§ **Do this**
Put every line of the listing below into a JSON list of strings, one string per line, leaving out blank lines and the pictures.

§ **Stored rows**

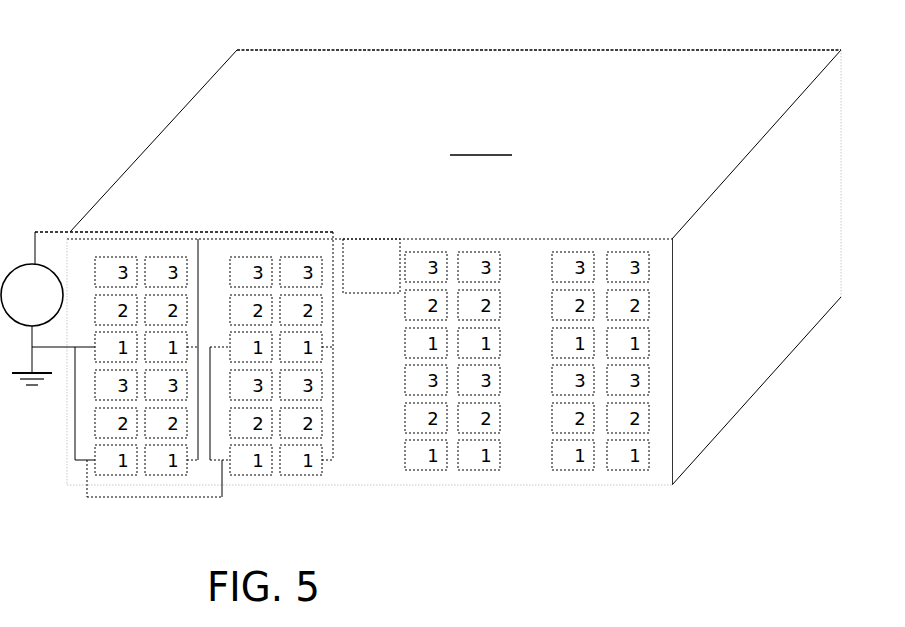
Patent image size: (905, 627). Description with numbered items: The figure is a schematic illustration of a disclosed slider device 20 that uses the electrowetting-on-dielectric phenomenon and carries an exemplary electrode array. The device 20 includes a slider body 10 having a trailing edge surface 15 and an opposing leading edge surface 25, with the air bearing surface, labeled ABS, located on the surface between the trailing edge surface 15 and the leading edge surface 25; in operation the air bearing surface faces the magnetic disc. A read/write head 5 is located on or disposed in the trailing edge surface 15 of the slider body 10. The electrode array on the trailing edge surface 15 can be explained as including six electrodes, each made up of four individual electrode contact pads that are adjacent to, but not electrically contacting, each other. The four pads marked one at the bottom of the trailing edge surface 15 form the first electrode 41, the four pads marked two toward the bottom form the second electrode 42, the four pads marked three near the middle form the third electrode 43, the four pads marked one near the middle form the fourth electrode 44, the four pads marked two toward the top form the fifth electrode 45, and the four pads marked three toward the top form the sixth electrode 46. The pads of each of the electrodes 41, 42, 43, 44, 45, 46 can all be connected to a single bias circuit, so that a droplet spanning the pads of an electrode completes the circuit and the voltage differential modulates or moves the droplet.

The read/write head 5 is at (374, 275).
The slider body 10 is at (836, 170).
The trailing edge surface 15 is at (562, 417).
The device 20 is at (600, 73).
The leading edge surface 25 is at (311, 51).
The first electrode 41 is at (514, 461).
The second electrode 42 is at (673, 401).
The third electrode 43 is at (673, 363).
The fourth electrode 44 is at (673, 324).
The fifth electrode 45 is at (673, 285).
The sixth electrode 46 is at (673, 247).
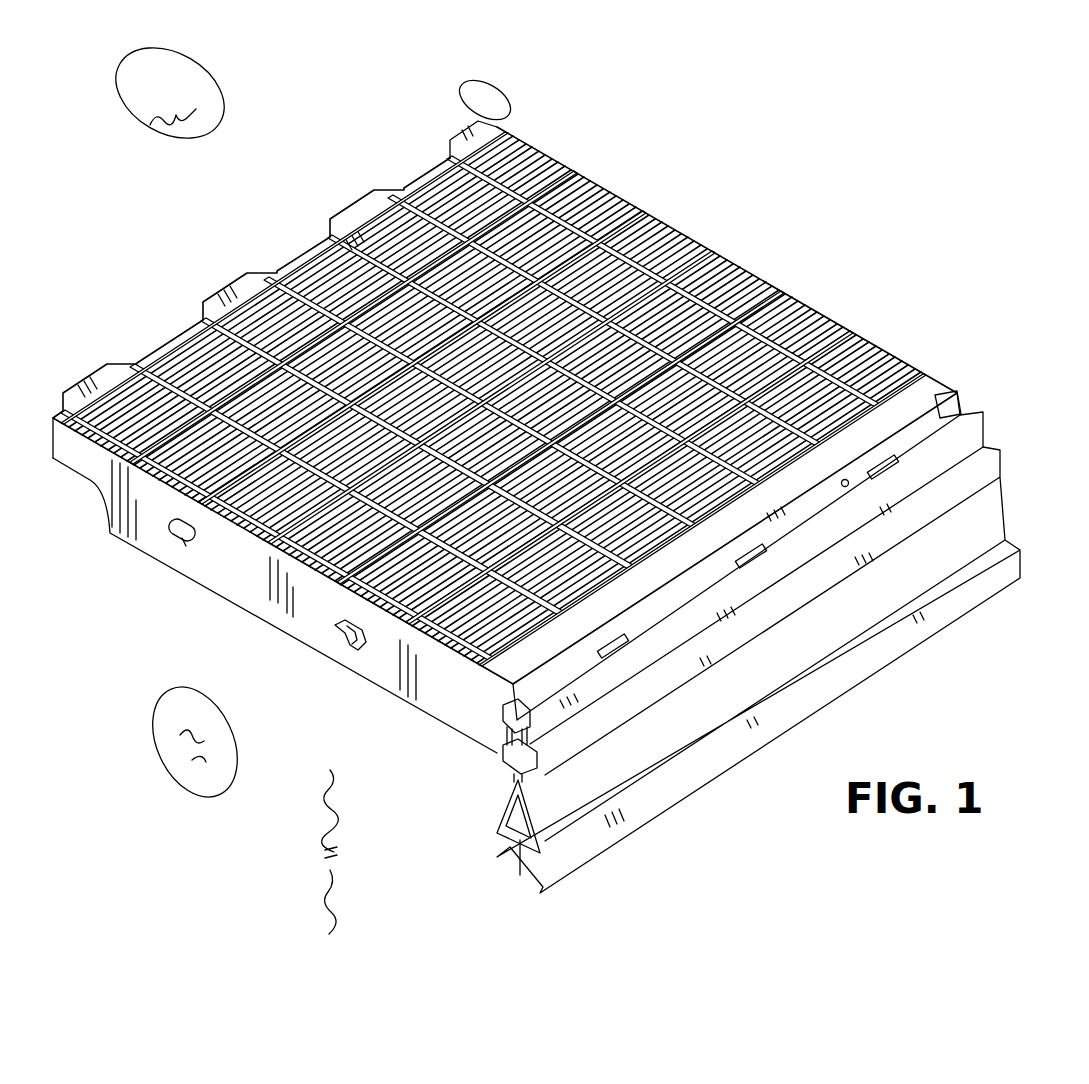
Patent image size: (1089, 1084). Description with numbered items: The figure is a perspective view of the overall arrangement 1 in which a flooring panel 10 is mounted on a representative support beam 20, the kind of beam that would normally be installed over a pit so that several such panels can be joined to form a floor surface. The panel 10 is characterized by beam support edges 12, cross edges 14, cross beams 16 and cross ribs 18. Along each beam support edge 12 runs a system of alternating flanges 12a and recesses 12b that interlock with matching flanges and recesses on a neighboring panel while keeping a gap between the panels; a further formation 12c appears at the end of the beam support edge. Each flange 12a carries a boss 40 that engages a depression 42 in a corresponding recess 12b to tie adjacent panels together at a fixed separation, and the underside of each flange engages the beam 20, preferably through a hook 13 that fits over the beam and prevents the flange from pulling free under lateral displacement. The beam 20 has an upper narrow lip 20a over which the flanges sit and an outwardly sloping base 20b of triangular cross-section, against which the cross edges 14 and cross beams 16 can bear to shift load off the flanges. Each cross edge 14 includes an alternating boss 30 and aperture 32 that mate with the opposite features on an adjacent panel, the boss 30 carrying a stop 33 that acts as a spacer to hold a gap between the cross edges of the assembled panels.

The storage rack assembly 1 is at (818, 183).
The flooring panel 10 is at (503, 396).
The beam support edges 12 is at (486, 369).
The flanges 12a is at (360, 194).
The recesses 12b is at (313, 243).
The end tab 12c is at (463, 135).
The hook 13 is at (970, 437).
The cross edges 14 is at (666, 173).
The cross beams 16 is at (793, 300).
The cross ribs 18 is at (857, 340).
The support beam 20 is at (720, 668).
The upper narrow lip 20a is at (503, 740).
The outwardly sloping base 20b is at (505, 792).
The boss 30 is at (332, 688).
The aperture 32 is at (183, 547).
The stop 33 is at (383, 640).
The boss 40 is at (965, 410).
The depression 42 is at (845, 487).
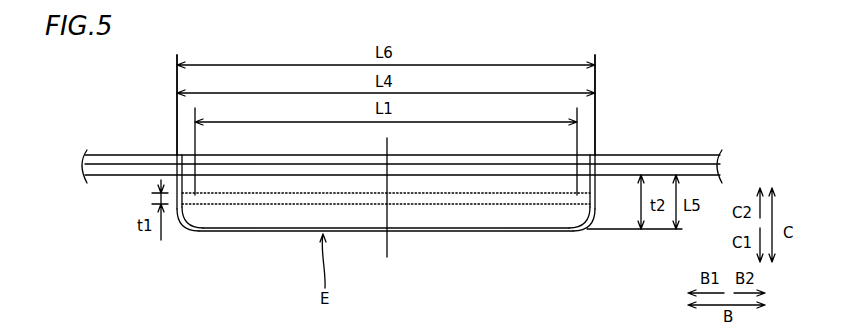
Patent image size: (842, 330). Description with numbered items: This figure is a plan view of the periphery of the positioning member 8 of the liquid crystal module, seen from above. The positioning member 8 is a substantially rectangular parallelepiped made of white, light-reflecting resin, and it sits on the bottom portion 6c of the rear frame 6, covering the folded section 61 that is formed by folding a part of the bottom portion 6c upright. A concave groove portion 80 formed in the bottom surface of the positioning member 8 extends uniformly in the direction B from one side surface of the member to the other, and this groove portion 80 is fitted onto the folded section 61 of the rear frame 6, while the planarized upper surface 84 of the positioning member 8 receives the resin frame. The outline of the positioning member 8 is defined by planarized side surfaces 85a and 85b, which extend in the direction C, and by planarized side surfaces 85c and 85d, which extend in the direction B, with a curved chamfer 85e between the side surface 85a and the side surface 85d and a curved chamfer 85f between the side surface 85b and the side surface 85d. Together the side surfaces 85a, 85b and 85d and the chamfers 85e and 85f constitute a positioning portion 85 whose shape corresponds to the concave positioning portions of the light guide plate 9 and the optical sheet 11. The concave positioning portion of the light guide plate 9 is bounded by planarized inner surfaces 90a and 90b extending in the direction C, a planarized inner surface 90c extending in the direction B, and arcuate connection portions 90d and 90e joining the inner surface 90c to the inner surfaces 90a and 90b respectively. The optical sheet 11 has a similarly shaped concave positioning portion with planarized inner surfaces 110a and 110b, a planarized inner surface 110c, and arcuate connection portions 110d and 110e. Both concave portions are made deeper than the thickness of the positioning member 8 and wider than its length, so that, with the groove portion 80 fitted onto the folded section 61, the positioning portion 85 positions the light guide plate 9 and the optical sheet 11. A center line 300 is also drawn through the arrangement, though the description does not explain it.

The rear frame 6 is at (103, 161).
The bottom portion 6c is at (132, 171).
The light guide plate 9 is at (698, 149).
The optical sheet 11 is at (698, 180).
The positioning portion 85 is at (415, 202).
The side surface 85a is at (175, 182).
The side surface 85b is at (598, 186).
The side surface 85c is at (415, 175).
The side surface 85d is at (504, 233).
The chamfer 85e is at (190, 228).
The chamfer 85f is at (586, 228).
The inner surface 90a is at (245, 167).
The inner surface 90b is at (534, 177).
The inner surface 90c is at (386, 266).
The connection portion 90d is at (155, 248).
The connection portion 90e is at (656, 148).
The inner surface 110a is at (190, 199).
The inner surface 110b is at (582, 194).
The inner surface 110c is at (452, 231).
The connection portion 110d is at (186, 222).
The connection portion 110e is at (594, 197).
The upper surface 84 is at (386, 241).
The positioning member 8 is at (248, 197).
The folded section 61 is at (305, 198).
The groove portion 80 is at (398, 196).
The center line 300 is at (379, 251).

§ **Task solution**
[
  "Patent image size: (905, 627). Description with numbered items: The figure is a schematic illustration of a disclosed slider device 20 that uses the electrowetting-on-dielectric phenomenon and carries an exemplary electrode array. The device 20 includes a slider body 10 having a trailing edge surface 15 and an opposing leading edge surface 25, with the air bearing surface, labeled ABS, located on the surface between the trailing edge surface 15 and the leading edge surface 25; in operation the air bearing surface faces the magnetic disc. A read/write head 5 is located on or disposed in the trailing edge surface 15 of the slider body 10. The electrode array on the trailing edge surface 15 can be explained as including six electrodes, each made up of four individual electrode contact pads that are adjacent to, but not electrically contacting, each other. The four pads marked one at the bottom of the trailing edge surface 15 form the first electrode 41, the four pads marked two toward the bottom form the second electrode 42, the four pads marked three near the middle form the third electrode 43, the four pads marked one near the middle form the fourth electrode 44, the four pads marked two toward the top form the fifth electrode 45, and the four pads marked three toward the top form the sixth electrode 46. The pads of each of the electrodes 41, 42, 43, 44, 45, 46 can all be connected to a single bias circuit, so that a droplet spanning the pads of an electrode completes the circuit and the voltage differential modulates or moves the droplet.",
  "The read/write head 5 is at (374, 275).",
  "The slider body 10 is at (836, 170).",
  "The trailing edge surface 15 is at (562, 417).",
  "The device 20 is at (600, 73).",
  "The leading edge surface 25 is at (311, 51).",
  "The first electrode 41 is at (514, 461).",
  "The second electrode 42 is at (673, 401).",
  "The third electrode 43 is at (673, 363).",
  "The fourth electrode 44 is at (673, 324).",
  "The fifth electrode 45 is at (673, 285).",
  "The sixth electrode 46 is at (673, 247).",
  "Patent image size: (1089, 1084). Description with numbered items: The figure is a perspective view of the overall arrangement 1 in which a flooring panel 10 is mounted on a representative support beam 20, the kind of beam that would normally be installed over a pit so that several such panels can be joined to form a floor surface. The panel 10 is characterized by beam support edges 12, cross edges 14, cross beams 16 and cross ribs 18. Along each beam support edge 12 runs a system of alternating flanges 12a and recesses 12b that interlock with matching flanges and recesses on a neighboring panel while keeping a gap between the panels; a further formation 12c appears at the end of the beam support edge. Each flange 12a carries a boss 40 that engages a depression 42 in a corresponding recess 12b to tie adjacent panels together at a fixed separation, and the underside of each flange engages the beam 20, preferably through a hook 13 that fits over the beam and prevents the flange from pulling free under lateral displacement. The beam 20 has an upper narrow lip 20a over which the flanges sit and an outwardly sloping base 20b of triangular cross-section, against which the cross edges 14 and cross beams 16 can bear to shift load off the flanges. Each cross edge 14 includes an alternating boss 30 and aperture 32 that mate with the opposite features on an adjacent panel, the boss 30 carrying a stop 33 that acts as a spacer to hold a gap between the cross edges of the assembled panels.",
  "The storage rack assembly 1 is at (818, 183).",
  "The flooring panel 10 is at (503, 396).",
  "The beam support edges 12 is at (486, 369).",
  "The flanges 12a is at (360, 194).",
  "The recesses 12b is at (313, 243).",
  "The end tab 12c is at (463, 135).",
  "The hook 13 is at (970, 437).",
  "The cross edges 14 is at (666, 173).",
  "The cross beams 16 is at (793, 300).",
  "The cross ribs 18 is at (857, 340).",
  "The support beam 20 is at (720, 668).",
  "The upper narrow lip 20a is at (503, 740).",
  "The outwardly sloping base 20b is at (505, 792).",
  "The boss 30 is at (332, 688).",
  "The aperture 32 is at (183, 547).",
  "The stop 33 is at (383, 640).",
  "The boss 40 is at (965, 410).",
  "The depression 42 is at (845, 487).",
  "Patent image size: (842, 330). Description with numbered items: This figure is a plan view of the periphery of the positioning member 8 of the liquid crystal module, seen from above. The positioning member 8 is a substantially rectangular parallelepiped made of white, light-reflecting resin, and it sits on the bottom portion 6c of the rear frame 6, covering the folded section 61 that is formed by folding a part of the bottom portion 6c upright. A concave groove portion 80 formed in the bottom surface of the positioning member 8 extends uniformly in the direction B from one side surface of the member to the other, and this groove portion 80 is fitted onto the folded section 61 of the rear frame 6, while the planarized upper surface 84 of the positioning member 8 receives the resin frame. The outline of the positioning member 8 is defined by planarized side surfaces 85a and 85b, which extend in the direction C, and by planarized side surfaces 85c and 85d, which extend in the direction B, with a curved chamfer 85e between the side surface 85a and the side surface 85d and a curved chamfer 85f between the side surface 85b and the side surface 85d. Together the side surfaces 85a, 85b and 85d and the chamfers 85e and 85f constitute a positioning portion 85 whose shape corresponds to the concave positioning portions of the light guide plate 9 and the optical sheet 11. The concave positioning portion of the light guide plate 9 is bounded by planarized inner surfaces 90a and 90b extending in the direction C, a planarized inner surface 90c extending in the direction B, and arcuate connection portions 90d and 90e joining the inner surface 90c to the inner surfaces 90a and 90b respectively. The optical sheet 11 has a similarly shaped concave positioning portion with planarized inner surfaces 110a and 110b, a planarized inner surface 110c, and arcuate connection portions 110d and 110e. Both concave portions are made deeper than the thickness of the positioning member 8 and wider than its length, so that, with the groove portion 80 fitted onto the folded section 61, the positioning portion 85 positions the light guide plate 9 and the optical sheet 11. A center line 300 is also drawn through the arrangement, though the description does not explain it.",
  "The rear frame 6 is at (103, 161).",
  "The bottom portion 6c is at (132, 171).",
  "The light guide plate 9 is at (698, 149).",
  "The optical sheet 11 is at (698, 180).",
  "The positioning portion 85 is at (415, 202).",
  "The side surface 85a is at (175, 182).",
  "The side surface 85b is at (598, 186).",
  "The side surface 85c is at (415, 175).",
  "The side surface 85d is at (504, 233).",
  "The chamfer 85e is at (190, 228).",
  "The chamfer 85f is at (586, 228).",
  "The inner surface 90a is at (245, 167).",
  "The inner surface 90b is at (534, 177).",
  "The inner surface 90c is at (386, 266).",
  "The connection portion 90d is at (155, 248).",
  "The connection portion 90e is at (656, 148).",
  "The inner surface 110a is at (190, 199).",
  "The inner surface 110b is at (582, 194).",
  "The inner surface 110c is at (452, 231).",
  "The connection portion 110d is at (186, 222).",
  "The connection portion 110e is at (594, 197).",
  "The upper surface 84 is at (386, 241).",
  "The positioning member 8 is at (248, 197).",
  "The folded section 61 is at (305, 198).",
  "The groove portion 80 is at (398, 196).",
  "The center line 300 is at (379, 251)."
]